GIVEN TASK: Gather up every line that includes the string "lata".

(Recorded data)
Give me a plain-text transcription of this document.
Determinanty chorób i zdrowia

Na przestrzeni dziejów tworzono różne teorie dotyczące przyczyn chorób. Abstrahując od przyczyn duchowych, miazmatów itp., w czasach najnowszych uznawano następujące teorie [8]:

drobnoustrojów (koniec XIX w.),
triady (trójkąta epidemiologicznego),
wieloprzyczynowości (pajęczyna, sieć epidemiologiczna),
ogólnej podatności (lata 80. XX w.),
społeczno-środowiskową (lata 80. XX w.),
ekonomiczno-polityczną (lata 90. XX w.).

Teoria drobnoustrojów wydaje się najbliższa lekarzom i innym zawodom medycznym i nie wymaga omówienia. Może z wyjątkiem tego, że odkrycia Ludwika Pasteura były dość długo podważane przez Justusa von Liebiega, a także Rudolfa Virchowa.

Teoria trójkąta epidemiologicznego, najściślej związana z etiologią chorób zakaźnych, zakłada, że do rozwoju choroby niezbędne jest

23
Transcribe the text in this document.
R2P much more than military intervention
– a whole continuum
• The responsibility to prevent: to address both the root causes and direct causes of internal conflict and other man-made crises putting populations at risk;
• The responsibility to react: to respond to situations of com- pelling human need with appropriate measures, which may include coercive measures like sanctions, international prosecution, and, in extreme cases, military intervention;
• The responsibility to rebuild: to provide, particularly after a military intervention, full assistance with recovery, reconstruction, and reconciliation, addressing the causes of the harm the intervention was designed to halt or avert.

TASK OUTPUT:
ogólnej podatności (lata 80. XX w.),
społeczno-środowiskową (lata 80. XX w.),
ekonomiczno-polityczną (lata 90. XX w.).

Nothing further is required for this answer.